> [AIM OF THE TASK]
Exact reproduction of the data is required, with images excluded.

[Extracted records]
## start

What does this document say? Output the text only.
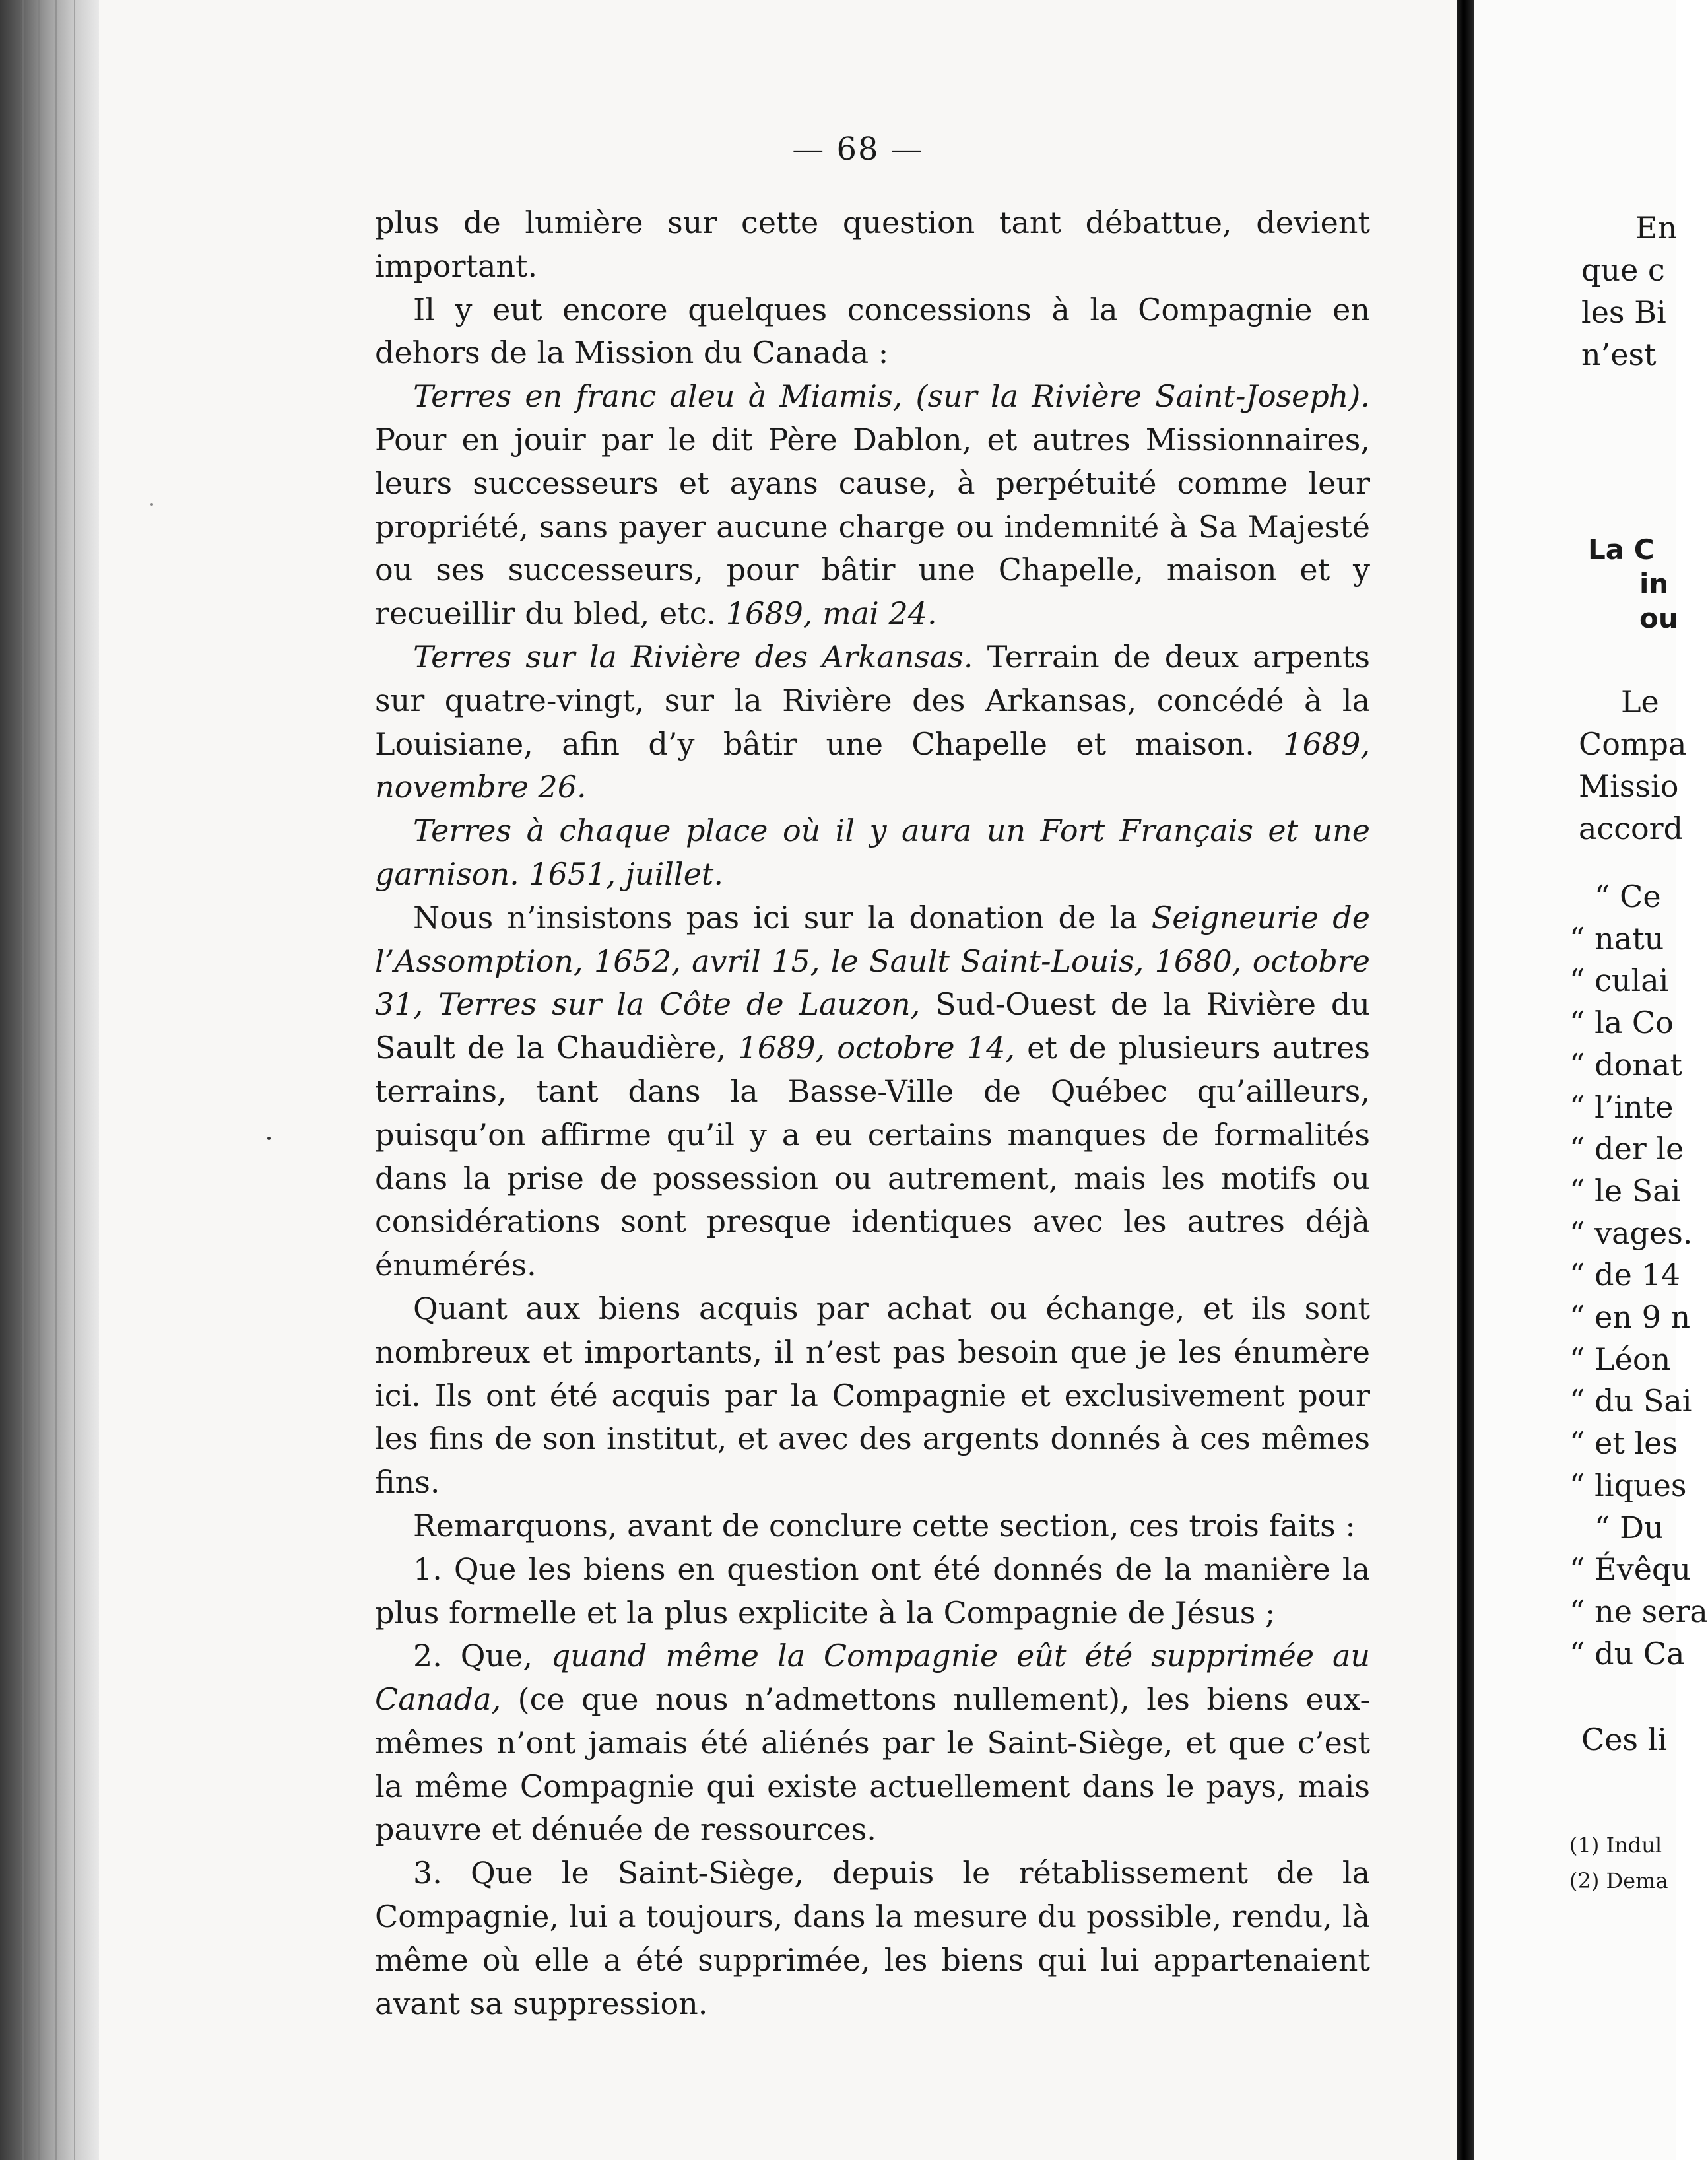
— 68 —

plus de lumière sur cette question tant débattue, devient important.

Il y eut encore quelques concessions à la Compagnie en dehors de la Mission du Canada :

Terres en franc aleu à Miamis, (sur la Rivière Saint-Joseph). Pour en jouir par le dit Père Dablon, et autres Missionnaires, leurs successeurs et ayans cause, à perpétuité comme leur propriété, sans payer aucune charge ou indemnité à Sa Majesté ou ses successeurs, pour bâtir une Chapelle, maison et y recueillir du bled, etc. 1689, mai 24.

Terres sur la Rivière des Arkansas. Terrain de deux arpents sur quatre-vingt, sur la Rivière des Arkansas, concédé à la Louisiane, afin d’y bâtir une Chapelle et maison. 1689, novembre 26.

Terres à chaque place où il y aura un Fort Français et une garnison. 1651, juillet.

Nous n’insistons pas ici sur la donation de la Seigneurie de l’Assomption, 1652, avril 15, le Sault Saint-Louis, 1680, octobre 31, Terres sur la Côte de Lauzon, Sud-Ouest de la Rivière du Sault de la Chaudière, 1689, octobre 14, et de plusieurs autres terrains, tant dans la Basse-Ville de Québec qu’ailleurs, puisqu’on affirme qu’il y a eu certains manques de formalités dans la prise de possession ou autrement, mais les motifs ou considérations sont presque identiques avec les autres déjà énumérés.

Quant aux biens acquis par achat ou échange, et ils sont nombreux et importants, il n’est pas besoin que je les énumère ici. Ils ont été acquis par la Compagnie et exclusivement pour les fins de son institut, et avec des argents donnés à ces mêmes fins.

Remarquons, avant de conclure cette section, ces trois faits :

1. Que les biens en question ont été donnés de la manière la plus formelle et la plus explicite à la Compagnie de Jésus ;

2. Que, quand même la Compagnie eût été supprimée au Canada, (ce que nous n’admettons nullement), les biens eux-mêmes n’ont jamais été aliénés par le Saint-Siège, et que c’est la même Compagnie qui existe actuellement dans le pays, mais pauvre et dénuée de ressources.

3. Que le Saint-Siège, depuis le rétablissement de la Compagnie, lui a toujours, dans la mesure du possible, rendu, là même où elle a été supprimée, les biens qui lui appartenaient avant sa suppression.

En
que c
les Bi
n’est
La C
in
ou
Le
Compa
Missio
accord
“ Ce
“ natu
“ culai
“ la Co
“ donat
“ l’inte
“ der le
“ le Sai
“ vages.
“ de 14
“ en 9 n
“ Léon
“ du Sai
“ et les
“ liques
“ Du
“ Évêqu
“ ne sera
“ du Ca
Ces li
(1) Indul
(2) Dema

## end

> [RESULT FOR THIS TASK]
What does this document say? Output the text only.
— 68 —

plus de lumière sur cette question tant débattue, devient important.

Il y eut encore quelques concessions à la Compagnie en dehors de la Mission du Canada :

Terres en franc aleu à Miamis, (sur la Rivière Saint-Joseph). Pour en jouir par le dit Père Dablon, et autres Missionnaires, leurs successeurs et ayans cause, à perpétuité comme leur propriété, sans payer aucune charge ou indemnité à Sa Majesté ou ses successeurs, pour bâtir une Chapelle, maison et y recueillir du bled, etc. 1689, mai 24.

Terres sur la Rivière des Arkansas. Terrain de deux arpents sur quatre-vingt, sur la Rivière des Arkansas, concédé à la Louisiane, afin d’y bâtir une Chapelle et maison. 1689, novembre 26.

Terres à chaque place où il y aura un Fort Français et une garnison. 1651, juillet.

Nous n’insistons pas ici sur la donation de la Seigneurie de l’Assomption, 1652, avril 15, le Sault Saint-Louis, 1680, octobre 31, Terres sur la Côte de Lauzon, Sud-Ouest de la Rivière du Sault de la Chaudière, 1689, octobre 14, et de plusieurs autres terrains, tant dans la Basse-Ville de Québec qu’ailleurs, puisqu’on affirme qu’il y a eu certains manques de formalités dans la prise de possession ou autrement, mais les motifs ou considérations sont presque identiques avec les autres déjà énumérés.

Quant aux biens acquis par achat ou échange, et ils sont nombreux et importants, il n’est pas besoin que je les énumère ici. Ils ont été acquis par la Compagnie et exclusivement pour les fins de son institut, et avec des argents donnés à ces mêmes fins.

Remarquons, avant de conclure cette section, ces trois faits :

1. Que les biens en question ont été donnés de la manière la plus formelle et la plus explicite à la Compagnie de Jésus ;

2. Que, quand même la Compagnie eût été supprimée au Canada, (ce que nous n’admettons nullement), les biens eux-mêmes n’ont jamais été aliénés par le Saint-Siège, et que c’est la même Compagnie qui existe actuellement dans le pays, mais pauvre et dénuée de ressources.

3. Que le Saint-Siège, depuis le rétablissement de la Compagnie, lui a toujours, dans la mesure du possible, rendu, là même où elle a été supprimée, les biens qui lui appartenaient avant sa suppression.

En
que c
les Bi
n’est
La C
in
ou
Le
Compa
Missio
accord
“ Ce
“ natu
“ culai
“ la Co
“ donat
“ l’inte
“ der le
“ le Sai
“ vages.
“ de 14
“ en 9 n
“ Léon
“ du Sai
“ et les
“ liques
“ Du
“ Évêqu
“ ne sera
“ du Ca
Ces li
(1) Indul
(2) Dema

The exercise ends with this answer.